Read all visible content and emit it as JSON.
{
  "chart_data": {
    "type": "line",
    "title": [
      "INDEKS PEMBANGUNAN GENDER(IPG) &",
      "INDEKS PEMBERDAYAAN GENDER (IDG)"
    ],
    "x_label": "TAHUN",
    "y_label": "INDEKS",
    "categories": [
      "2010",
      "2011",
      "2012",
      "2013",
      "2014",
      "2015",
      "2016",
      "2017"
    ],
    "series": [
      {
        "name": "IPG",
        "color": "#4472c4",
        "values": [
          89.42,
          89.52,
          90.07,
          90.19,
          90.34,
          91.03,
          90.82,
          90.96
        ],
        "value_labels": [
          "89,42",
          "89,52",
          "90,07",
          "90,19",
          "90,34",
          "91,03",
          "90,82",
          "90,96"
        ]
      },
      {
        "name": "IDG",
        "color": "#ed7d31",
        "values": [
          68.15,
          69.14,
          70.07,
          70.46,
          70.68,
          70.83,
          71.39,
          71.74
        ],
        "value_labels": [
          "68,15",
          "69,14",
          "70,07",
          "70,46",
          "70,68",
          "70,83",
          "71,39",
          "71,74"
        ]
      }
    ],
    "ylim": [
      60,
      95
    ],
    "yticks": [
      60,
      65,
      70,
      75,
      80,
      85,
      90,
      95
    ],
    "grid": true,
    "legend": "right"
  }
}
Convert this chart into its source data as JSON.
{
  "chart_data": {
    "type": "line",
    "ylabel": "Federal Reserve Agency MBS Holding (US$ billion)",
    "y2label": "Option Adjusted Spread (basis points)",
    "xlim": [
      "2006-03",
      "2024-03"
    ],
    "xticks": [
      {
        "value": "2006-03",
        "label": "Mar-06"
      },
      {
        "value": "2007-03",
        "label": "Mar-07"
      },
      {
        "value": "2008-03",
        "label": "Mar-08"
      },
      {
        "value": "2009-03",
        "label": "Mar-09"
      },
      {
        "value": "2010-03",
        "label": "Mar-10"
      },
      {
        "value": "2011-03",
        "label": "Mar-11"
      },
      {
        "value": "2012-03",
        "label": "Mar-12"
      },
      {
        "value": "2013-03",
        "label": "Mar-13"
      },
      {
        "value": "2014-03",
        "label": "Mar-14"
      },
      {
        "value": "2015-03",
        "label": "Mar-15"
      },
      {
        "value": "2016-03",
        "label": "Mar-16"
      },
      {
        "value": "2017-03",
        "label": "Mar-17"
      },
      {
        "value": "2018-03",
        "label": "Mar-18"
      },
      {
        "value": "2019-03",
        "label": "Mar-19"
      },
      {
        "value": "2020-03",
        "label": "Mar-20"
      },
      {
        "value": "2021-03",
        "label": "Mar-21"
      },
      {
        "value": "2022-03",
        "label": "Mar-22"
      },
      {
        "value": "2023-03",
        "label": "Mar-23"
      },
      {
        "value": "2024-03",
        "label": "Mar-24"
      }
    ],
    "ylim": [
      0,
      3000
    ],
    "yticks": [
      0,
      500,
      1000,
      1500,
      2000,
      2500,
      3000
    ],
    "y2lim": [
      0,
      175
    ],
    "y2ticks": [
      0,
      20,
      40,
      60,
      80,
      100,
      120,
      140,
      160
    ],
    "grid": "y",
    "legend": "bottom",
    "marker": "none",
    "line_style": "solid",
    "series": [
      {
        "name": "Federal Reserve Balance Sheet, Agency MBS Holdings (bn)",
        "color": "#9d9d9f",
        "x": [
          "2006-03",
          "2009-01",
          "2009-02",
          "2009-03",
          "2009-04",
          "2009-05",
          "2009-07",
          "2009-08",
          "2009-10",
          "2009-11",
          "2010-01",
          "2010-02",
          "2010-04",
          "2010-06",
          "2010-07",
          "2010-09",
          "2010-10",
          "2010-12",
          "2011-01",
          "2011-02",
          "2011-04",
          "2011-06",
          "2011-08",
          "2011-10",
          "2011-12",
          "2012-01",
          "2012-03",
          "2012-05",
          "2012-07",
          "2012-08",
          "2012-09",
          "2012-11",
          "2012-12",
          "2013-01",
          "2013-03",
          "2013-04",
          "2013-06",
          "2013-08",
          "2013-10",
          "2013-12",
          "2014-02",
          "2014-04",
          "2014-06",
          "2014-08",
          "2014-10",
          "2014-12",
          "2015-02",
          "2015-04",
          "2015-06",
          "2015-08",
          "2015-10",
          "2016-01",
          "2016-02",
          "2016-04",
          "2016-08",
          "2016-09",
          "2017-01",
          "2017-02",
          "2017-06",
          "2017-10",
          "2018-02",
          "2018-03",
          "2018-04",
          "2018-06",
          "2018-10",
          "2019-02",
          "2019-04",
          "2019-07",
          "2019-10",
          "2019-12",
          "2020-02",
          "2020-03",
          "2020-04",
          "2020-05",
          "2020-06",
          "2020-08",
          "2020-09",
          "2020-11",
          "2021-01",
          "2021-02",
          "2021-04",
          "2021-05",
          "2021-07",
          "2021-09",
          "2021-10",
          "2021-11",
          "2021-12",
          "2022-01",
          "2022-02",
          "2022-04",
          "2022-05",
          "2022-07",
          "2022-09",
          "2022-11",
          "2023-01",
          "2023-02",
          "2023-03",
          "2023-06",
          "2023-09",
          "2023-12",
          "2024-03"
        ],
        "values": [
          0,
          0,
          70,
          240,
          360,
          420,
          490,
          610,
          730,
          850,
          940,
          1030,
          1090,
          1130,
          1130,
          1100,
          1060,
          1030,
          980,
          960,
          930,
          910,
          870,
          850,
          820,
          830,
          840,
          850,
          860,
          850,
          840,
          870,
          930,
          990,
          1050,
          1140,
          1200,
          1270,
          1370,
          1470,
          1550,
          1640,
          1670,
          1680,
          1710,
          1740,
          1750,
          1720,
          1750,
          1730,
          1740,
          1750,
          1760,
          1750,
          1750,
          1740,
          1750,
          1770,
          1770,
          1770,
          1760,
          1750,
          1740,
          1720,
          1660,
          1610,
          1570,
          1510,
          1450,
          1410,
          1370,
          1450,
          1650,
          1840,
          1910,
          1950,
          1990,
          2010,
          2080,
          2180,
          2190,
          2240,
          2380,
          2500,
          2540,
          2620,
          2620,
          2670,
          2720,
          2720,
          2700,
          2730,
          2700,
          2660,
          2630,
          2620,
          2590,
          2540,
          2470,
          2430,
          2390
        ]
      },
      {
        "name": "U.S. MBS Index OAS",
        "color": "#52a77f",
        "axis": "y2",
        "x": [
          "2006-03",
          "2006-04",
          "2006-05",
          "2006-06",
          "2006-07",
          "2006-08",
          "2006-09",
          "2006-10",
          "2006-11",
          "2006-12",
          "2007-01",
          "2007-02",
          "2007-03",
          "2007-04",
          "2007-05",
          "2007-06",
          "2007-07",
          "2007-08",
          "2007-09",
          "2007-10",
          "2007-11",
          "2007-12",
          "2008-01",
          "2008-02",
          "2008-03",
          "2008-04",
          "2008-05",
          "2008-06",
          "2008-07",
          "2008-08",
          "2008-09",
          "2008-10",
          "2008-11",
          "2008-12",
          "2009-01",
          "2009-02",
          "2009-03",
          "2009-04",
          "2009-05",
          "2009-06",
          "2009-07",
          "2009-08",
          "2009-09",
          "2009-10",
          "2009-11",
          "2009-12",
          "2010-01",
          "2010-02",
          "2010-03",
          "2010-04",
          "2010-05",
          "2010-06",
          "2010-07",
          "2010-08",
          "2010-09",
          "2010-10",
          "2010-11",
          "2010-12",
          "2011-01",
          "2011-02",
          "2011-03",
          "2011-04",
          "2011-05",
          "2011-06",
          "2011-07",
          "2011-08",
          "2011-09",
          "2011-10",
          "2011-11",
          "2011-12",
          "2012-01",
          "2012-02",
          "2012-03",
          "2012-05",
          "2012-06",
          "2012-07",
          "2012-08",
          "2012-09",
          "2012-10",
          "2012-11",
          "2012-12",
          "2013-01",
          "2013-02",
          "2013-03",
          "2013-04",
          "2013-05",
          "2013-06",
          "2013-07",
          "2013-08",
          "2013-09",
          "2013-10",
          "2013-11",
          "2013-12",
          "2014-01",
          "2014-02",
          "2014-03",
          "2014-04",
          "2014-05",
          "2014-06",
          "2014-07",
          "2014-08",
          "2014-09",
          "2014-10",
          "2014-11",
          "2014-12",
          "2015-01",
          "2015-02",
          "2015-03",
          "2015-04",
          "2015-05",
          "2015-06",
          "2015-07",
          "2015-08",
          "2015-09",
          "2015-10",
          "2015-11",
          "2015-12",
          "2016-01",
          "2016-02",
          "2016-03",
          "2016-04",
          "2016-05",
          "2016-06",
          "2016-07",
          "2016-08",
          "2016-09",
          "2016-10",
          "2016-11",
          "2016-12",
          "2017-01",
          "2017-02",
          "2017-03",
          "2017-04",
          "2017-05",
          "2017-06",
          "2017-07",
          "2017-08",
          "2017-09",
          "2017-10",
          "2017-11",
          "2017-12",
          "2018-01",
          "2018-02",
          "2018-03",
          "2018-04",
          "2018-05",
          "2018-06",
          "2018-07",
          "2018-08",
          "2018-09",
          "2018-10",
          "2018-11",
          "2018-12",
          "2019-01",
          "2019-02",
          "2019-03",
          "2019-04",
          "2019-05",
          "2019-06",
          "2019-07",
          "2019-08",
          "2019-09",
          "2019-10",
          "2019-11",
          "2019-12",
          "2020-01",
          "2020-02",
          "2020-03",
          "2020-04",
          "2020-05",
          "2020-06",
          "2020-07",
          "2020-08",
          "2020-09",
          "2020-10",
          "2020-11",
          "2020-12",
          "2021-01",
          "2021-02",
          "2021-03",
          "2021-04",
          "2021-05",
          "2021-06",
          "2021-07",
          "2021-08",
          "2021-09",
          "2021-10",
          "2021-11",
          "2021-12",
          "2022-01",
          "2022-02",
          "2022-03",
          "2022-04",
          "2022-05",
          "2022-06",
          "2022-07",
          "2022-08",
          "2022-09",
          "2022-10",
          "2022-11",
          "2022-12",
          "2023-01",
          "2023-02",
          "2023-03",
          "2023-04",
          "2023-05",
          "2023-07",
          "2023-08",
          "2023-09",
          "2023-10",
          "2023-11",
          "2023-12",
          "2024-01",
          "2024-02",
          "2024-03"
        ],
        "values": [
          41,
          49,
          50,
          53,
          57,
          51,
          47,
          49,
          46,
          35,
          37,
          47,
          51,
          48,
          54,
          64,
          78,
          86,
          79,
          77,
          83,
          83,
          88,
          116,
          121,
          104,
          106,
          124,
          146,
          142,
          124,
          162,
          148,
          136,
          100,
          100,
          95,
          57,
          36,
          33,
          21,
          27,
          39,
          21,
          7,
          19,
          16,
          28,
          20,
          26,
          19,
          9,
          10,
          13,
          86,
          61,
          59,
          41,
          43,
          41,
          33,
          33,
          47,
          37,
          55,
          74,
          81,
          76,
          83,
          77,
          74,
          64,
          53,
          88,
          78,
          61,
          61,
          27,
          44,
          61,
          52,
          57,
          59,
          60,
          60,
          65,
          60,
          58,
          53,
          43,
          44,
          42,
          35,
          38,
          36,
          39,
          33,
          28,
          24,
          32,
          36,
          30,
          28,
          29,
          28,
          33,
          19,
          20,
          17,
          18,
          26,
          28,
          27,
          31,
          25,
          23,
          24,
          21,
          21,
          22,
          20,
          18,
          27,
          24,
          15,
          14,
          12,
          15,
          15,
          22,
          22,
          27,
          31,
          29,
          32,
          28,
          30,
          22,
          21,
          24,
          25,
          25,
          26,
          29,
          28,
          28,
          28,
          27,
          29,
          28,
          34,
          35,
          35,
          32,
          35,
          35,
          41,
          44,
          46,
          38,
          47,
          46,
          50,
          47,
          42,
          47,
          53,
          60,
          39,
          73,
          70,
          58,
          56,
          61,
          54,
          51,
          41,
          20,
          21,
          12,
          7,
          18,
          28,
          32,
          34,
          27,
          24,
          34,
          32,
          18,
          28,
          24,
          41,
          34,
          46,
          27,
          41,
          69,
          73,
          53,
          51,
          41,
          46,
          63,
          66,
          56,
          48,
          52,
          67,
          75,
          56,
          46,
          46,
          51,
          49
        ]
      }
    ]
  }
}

▶ PROBLEM
Across the entries above, how many lines contain "Agency"? Provide only the count.

▶ RESPONSE
2